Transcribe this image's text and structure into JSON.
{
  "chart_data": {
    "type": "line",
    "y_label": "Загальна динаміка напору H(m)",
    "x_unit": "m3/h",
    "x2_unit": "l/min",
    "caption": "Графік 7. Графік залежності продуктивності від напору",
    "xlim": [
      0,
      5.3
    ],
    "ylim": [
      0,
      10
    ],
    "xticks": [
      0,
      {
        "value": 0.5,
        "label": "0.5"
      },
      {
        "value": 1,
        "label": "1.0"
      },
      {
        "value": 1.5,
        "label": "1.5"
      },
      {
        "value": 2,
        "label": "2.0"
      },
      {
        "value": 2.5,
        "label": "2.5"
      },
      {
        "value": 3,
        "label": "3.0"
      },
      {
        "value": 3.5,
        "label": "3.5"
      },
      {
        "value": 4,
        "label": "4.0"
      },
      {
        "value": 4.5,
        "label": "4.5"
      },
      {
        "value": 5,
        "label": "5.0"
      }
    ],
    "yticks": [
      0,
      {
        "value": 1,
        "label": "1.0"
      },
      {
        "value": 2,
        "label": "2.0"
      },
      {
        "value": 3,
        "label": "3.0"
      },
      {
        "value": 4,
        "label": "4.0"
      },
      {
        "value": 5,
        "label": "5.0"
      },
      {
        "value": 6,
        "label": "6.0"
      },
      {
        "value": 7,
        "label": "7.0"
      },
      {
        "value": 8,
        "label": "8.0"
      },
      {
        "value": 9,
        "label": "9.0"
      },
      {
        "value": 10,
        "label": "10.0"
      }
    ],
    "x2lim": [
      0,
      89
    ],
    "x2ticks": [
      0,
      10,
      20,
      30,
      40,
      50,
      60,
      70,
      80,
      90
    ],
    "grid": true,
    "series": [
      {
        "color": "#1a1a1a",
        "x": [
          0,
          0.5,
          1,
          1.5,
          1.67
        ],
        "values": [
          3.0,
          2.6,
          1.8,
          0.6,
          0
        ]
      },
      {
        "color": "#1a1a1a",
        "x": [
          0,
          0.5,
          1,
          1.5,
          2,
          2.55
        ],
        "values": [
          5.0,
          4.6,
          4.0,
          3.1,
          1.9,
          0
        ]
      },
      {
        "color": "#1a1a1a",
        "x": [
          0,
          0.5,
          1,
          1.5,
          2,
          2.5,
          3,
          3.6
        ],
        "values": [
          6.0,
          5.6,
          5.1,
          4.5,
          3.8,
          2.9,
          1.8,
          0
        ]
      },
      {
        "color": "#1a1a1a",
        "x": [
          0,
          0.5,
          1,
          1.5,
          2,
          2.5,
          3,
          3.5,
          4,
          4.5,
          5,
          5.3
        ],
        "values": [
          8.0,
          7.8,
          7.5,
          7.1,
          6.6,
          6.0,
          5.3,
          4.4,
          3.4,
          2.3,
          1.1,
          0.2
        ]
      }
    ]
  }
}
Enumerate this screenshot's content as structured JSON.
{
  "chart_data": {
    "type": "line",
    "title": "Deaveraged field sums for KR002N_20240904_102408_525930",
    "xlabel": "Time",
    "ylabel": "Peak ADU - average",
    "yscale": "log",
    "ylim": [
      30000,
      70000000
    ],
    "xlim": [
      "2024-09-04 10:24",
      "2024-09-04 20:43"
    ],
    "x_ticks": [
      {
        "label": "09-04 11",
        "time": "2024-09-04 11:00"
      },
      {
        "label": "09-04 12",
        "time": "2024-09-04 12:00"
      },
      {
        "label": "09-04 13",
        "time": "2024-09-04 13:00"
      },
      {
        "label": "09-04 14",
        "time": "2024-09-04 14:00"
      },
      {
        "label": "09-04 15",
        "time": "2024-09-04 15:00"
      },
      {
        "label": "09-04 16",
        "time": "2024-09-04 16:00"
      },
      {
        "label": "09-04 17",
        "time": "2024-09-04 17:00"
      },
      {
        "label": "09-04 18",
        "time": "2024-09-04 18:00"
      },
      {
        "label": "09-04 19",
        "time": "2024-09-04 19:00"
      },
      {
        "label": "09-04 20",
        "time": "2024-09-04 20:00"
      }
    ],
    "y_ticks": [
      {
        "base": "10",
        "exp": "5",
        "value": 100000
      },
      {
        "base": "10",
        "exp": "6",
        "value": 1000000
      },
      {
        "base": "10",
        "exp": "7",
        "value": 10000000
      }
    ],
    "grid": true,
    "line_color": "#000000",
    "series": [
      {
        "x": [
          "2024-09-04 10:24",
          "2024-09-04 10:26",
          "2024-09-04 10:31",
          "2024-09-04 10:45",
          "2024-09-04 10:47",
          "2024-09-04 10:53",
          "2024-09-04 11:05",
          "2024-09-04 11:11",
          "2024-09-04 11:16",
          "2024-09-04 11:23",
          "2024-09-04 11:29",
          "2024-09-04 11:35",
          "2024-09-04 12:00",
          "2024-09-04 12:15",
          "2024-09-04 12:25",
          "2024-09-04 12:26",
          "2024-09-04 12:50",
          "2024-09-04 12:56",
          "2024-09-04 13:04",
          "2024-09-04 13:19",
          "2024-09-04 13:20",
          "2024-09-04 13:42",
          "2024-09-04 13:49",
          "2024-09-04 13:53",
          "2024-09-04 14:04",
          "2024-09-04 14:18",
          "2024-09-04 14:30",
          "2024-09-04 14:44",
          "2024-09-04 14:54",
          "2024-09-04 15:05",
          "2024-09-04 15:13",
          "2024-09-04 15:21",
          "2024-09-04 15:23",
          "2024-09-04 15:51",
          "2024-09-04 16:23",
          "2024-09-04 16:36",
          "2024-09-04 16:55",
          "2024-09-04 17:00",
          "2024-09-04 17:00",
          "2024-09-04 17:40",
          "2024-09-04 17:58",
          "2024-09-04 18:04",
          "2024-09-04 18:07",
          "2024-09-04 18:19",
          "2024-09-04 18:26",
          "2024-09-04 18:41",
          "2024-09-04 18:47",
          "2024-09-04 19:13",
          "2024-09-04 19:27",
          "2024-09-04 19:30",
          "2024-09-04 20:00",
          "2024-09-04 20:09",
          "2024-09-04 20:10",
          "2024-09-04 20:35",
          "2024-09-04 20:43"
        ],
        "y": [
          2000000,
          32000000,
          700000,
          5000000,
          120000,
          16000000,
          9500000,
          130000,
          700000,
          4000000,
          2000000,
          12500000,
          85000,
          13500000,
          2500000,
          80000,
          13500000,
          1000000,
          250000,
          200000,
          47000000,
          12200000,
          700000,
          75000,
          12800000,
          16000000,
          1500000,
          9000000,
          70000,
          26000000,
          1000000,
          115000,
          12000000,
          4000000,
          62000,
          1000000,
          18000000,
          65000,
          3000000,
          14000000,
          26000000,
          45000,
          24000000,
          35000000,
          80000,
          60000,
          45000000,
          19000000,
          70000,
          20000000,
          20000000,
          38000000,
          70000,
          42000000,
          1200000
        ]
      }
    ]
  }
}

————————

**Aim**
Your task is to reproduce the whole listing exactly.

**Worked answer**
Transcribe this image's text and structure into JSON.
{
  "chart_data": {
    "type": "line",
    "y_label": "Загальна динаміка напору H(m)",
    "x_unit": "m3/h",
    "x2_unit": "l/min",
    "caption": "Графік 7. Графік залежності продуктивності від напору",
    "xlim": [
      0,
      5.3
    ],
    "ylim": [
      0,
      10
    ],
    "xticks": [
      0,
      {
        "value": 0.5,
        "label": "0.5"
      },
      {
        "value": 1,
        "label": "1.0"
      },
      {
        "value": 1.5,
        "label": "1.5"
      },
      {
        "value": 2,
        "label": "2.0"
      },
      {
        "value": 2.5,
        "label": "2.5"
      },
      {
        "value": 3,
        "label": "3.0"
      },
      {
        "value": 3.5,
        "label": "3.5"
      },
      {
        "value": 4,
        "label": "4.0"
      },
      {
        "value": 4.5,
        "label": "4.5"
      },
      {
        "value": 5,
        "label": "5.0"
      }
    ],
    "yticks": [
      0,
      {
        "value": 1,
        "label": "1.0"
      },
      {
        "value": 2,
        "label": "2.0"
      },
      {
        "value": 3,
        "label": "3.0"
      },
      {
        "value": 4,
        "label": "4.0"
      },
      {
        "value": 5,
        "label": "5.0"
      },
      {
        "value": 6,
        "label": "6.0"
      },
      {
        "value": 7,
        "label": "7.0"
      },
      {
        "value": 8,
        "label": "8.0"
      },
      {
        "value": 9,
        "label": "9.0"
      },
      {
        "value": 10,
        "label": "10.0"
      }
    ],
    "x2lim": [
      0,
      89
    ],
    "x2ticks": [
      0,
      10,
      20,
      30,
      40,
      50,
      60,
      70,
      80,
      90
    ],
    "grid": true,
    "series": [
      {
        "color": "#1a1a1a",
        "x": [
          0,
          0.5,
          1,
          1.5,
          1.67
        ],
        "values": [
          3.0,
          2.6,
          1.8,
          0.6,
          0
        ]
      },
      {
        "color": "#1a1a1a",
        "x": [
          0,
          0.5,
          1,
          1.5,
          2,
          2.55
        ],
        "values": [
          5.0,
          4.6,
          4.0,
          3.1,
          1.9,
          0
        ]
      },
      {
        "color": "#1a1a1a",
        "x": [
          0,
          0.5,
          1,
          1.5,
          2,
          2.5,
          3,
          3.6
        ],
        "values": [
          6.0,
          5.6,
          5.1,
          4.5,
          3.8,
          2.9,
          1.8,
          0
        ]
      },
      {
        "color": "#1a1a1a",
        "x": [
          0,
          0.5,
          1,
          1.5,
          2,
          2.5,
          3,
          3.5,
          4,
          4.5,
          5,
          5.3
        ],
        "values": [
          8.0,
          7.8,
          7.5,
          7.1,
          6.6,
          6.0,
          5.3,
          4.4,
          3.4,
          2.3,
          1.1,
          0.2
        ]
      }
    ]
  }
}
Enumerate this screenshot's content as structured JSON.
{
  "chart_data": {
    "type": "line",
    "title": "Deaveraged field sums for KR002N_20240904_102408_525930",
    "xlabel": "Time",
    "ylabel": "Peak ADU - average",
    "yscale": "log",
    "ylim": [
      30000,
      70000000
    ],
    "xlim": [
      "2024-09-04 10:24",
      "2024-09-04 20:43"
    ],
    "x_ticks": [
      {
        "label": "09-04 11",
        "time": "2024-09-04 11:00"
      },
      {
        "label": "09-04 12",
        "time": "2024-09-04 12:00"
      },
      {
        "label": "09-04 13",
        "time": "2024-09-04 13:00"
      },
      {
        "label": "09-04 14",
        "time": "2024-09-04 14:00"
      },
      {
        "label": "09-04 15",
        "time": "2024-09-04 15:00"
      },
      {
        "label": "09-04 16",
        "time": "2024-09-04 16:00"
      },
      {
        "label": "09-04 17",
        "time": "2024-09-04 17:00"
      },
      {
        "label": "09-04 18",
        "time": "2024-09-04 18:00"
      },
      {
        "label": "09-04 19",
        "time": "2024-09-04 19:00"
      },
      {
        "label": "09-04 20",
        "time": "2024-09-04 20:00"
      }
    ],
    "y_ticks": [
      {
        "base": "10",
        "exp": "5",
        "value": 100000
      },
      {
        "base": "10",
        "exp": "6",
        "value": 1000000
      },
      {
        "base": "10",
        "exp": "7",
        "value": 10000000
      }
    ],
    "grid": true,
    "line_color": "#000000",
    "series": [
      {
        "x": [
          "2024-09-04 10:24",
          "2024-09-04 10:26",
          "2024-09-04 10:31",
          "2024-09-04 10:45",
          "2024-09-04 10:47",
          "2024-09-04 10:53",
          "2024-09-04 11:05",
          "2024-09-04 11:11",
          "2024-09-04 11:16",
          "2024-09-04 11:23",
          "2024-09-04 11:29",
          "2024-09-04 11:35",
          "2024-09-04 12:00",
          "2024-09-04 12:15",
          "2024-09-04 12:25",
          "2024-09-04 12:26",
          "2024-09-04 12:50",
          "2024-09-04 12:56",
          "2024-09-04 13:04",
          "2024-09-04 13:19",
          "2024-09-04 13:20",
          "2024-09-04 13:42",
          "2024-09-04 13:49",
          "2024-09-04 13:53",
          "2024-09-04 14:04",
          "2024-09-04 14:18",
          "2024-09-04 14:30",
          "2024-09-04 14:44",
          "2024-09-04 14:54",
          "2024-09-04 15:05",
          "2024-09-04 15:13",
          "2024-09-04 15:21",
          "2024-09-04 15:23",
          "2024-09-04 15:51",
          "2024-09-04 16:23",
          "2024-09-04 16:36",
          "2024-09-04 16:55",
          "2024-09-04 17:00",
          "2024-09-04 17:00",
          "2024-09-04 17:40",
          "2024-09-04 17:58",
          "2024-09-04 18:04",
          "2024-09-04 18:07",
          "2024-09-04 18:19",
          "2024-09-04 18:26",
          "2024-09-04 18:41",
          "2024-09-04 18:47",
          "2024-09-04 19:13",
          "2024-09-04 19:27",
          "2024-09-04 19:30",
          "2024-09-04 20:00",
          "2024-09-04 20:09",
          "2024-09-04 20:10",
          "2024-09-04 20:35",
          "2024-09-04 20:43"
        ],
        "y": [
          2000000,
          32000000,
          700000,
          5000000,
          120000,
          16000000,
          9500000,
          130000,
          700000,
          4000000,
          2000000,
          12500000,
          85000,
          13500000,
          2500000,
          80000,
          13500000,
          1000000,
          250000,
          200000,
          47000000,
          12200000,
          700000,
          75000,
          12800000,
          16000000,
          1500000,
          9000000,
          70000,
          26000000,
          1000000,
          115000,
          12000000,
          4000000,
          62000,
          1000000,
          18000000,
          65000,
          3000000,
          14000000,
          26000000,
          45000,
          24000000,
          35000000,
          80000,
          60000,
          45000000,
          19000000,
          70000,
          20000000,
          20000000,
          38000000,
          70000,
          42000000,
          1200000
        ]
      }
    ]
  }
}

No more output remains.